▶ Provided entries
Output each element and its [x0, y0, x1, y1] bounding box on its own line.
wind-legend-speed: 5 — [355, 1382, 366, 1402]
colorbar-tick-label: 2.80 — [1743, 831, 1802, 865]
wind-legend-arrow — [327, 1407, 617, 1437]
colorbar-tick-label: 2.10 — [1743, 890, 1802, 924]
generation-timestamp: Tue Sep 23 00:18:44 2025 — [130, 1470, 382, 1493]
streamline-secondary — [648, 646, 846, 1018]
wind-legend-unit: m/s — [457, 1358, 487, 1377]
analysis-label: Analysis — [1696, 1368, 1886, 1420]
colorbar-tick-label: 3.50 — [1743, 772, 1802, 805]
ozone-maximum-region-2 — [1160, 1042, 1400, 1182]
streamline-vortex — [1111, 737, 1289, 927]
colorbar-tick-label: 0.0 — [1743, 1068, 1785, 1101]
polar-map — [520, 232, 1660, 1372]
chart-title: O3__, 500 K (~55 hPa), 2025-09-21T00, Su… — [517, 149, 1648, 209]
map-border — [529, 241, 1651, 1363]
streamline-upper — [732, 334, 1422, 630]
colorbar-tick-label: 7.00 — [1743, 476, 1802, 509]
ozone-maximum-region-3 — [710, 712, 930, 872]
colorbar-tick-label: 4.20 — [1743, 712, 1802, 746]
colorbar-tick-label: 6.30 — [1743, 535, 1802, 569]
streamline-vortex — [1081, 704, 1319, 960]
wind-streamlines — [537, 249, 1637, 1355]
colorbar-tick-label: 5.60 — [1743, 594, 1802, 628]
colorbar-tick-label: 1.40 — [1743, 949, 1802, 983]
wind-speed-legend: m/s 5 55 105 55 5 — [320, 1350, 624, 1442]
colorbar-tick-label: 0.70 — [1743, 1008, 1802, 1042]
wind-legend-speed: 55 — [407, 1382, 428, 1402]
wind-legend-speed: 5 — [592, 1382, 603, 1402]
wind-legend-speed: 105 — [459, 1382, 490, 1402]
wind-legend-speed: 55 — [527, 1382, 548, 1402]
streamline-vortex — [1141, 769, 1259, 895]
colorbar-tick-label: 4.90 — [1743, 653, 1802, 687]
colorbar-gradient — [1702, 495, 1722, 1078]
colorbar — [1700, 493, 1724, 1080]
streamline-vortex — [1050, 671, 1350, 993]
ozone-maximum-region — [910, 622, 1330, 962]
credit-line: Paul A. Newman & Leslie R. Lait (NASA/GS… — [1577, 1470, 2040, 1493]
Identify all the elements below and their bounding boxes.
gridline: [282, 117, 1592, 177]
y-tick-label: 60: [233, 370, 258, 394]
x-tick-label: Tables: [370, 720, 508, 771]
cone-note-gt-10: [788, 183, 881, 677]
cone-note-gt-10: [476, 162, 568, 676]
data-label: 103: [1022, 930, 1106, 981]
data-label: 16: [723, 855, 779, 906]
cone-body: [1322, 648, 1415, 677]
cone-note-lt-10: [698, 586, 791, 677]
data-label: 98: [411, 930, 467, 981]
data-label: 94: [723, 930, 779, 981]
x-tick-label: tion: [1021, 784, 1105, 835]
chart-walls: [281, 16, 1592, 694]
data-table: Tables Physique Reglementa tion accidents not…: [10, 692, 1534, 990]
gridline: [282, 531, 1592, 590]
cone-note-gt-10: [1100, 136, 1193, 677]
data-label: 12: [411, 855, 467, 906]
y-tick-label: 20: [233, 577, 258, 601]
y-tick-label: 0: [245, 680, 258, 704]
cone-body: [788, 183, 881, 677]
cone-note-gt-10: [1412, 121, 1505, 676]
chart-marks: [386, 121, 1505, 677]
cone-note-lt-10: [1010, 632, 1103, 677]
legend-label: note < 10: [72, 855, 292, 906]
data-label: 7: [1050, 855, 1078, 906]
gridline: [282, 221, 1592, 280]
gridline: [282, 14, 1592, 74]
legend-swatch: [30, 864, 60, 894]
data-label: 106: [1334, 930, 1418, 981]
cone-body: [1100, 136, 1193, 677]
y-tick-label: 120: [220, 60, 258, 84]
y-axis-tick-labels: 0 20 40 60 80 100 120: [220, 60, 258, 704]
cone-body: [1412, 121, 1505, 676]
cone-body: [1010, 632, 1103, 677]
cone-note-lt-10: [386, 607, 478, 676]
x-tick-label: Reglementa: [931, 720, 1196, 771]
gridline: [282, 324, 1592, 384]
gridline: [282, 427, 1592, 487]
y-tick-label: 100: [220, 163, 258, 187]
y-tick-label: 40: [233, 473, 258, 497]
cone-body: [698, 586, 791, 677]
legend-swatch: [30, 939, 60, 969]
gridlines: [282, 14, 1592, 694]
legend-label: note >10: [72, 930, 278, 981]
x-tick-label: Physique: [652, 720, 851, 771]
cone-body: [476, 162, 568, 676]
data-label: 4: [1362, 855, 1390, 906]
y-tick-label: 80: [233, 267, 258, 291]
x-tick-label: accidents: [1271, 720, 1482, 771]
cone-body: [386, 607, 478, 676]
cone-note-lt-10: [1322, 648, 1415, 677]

▶ Given exercise
Copy out the lines of the material word for word, starting with its very first line and going on through the line with "wind-legend-unit: m/s —", both included.

▶ Expected answer
Output each element and its [x0, y0, x1, y1] bounding box on its own line.
wind-legend-speed: 5 — [355, 1382, 366, 1402]
colorbar-tick-label: 2.80 — [1743, 831, 1802, 865]
wind-legend-arrow — [327, 1407, 617, 1437]
colorbar-tick-label: 2.10 — [1743, 890, 1802, 924]
generation-timestamp: Tue Sep 23 00:18:44 2025 — [130, 1470, 382, 1493]
streamline-secondary — [648, 646, 846, 1018]
wind-legend-unit: m/s — [457, 1358, 487, 1377]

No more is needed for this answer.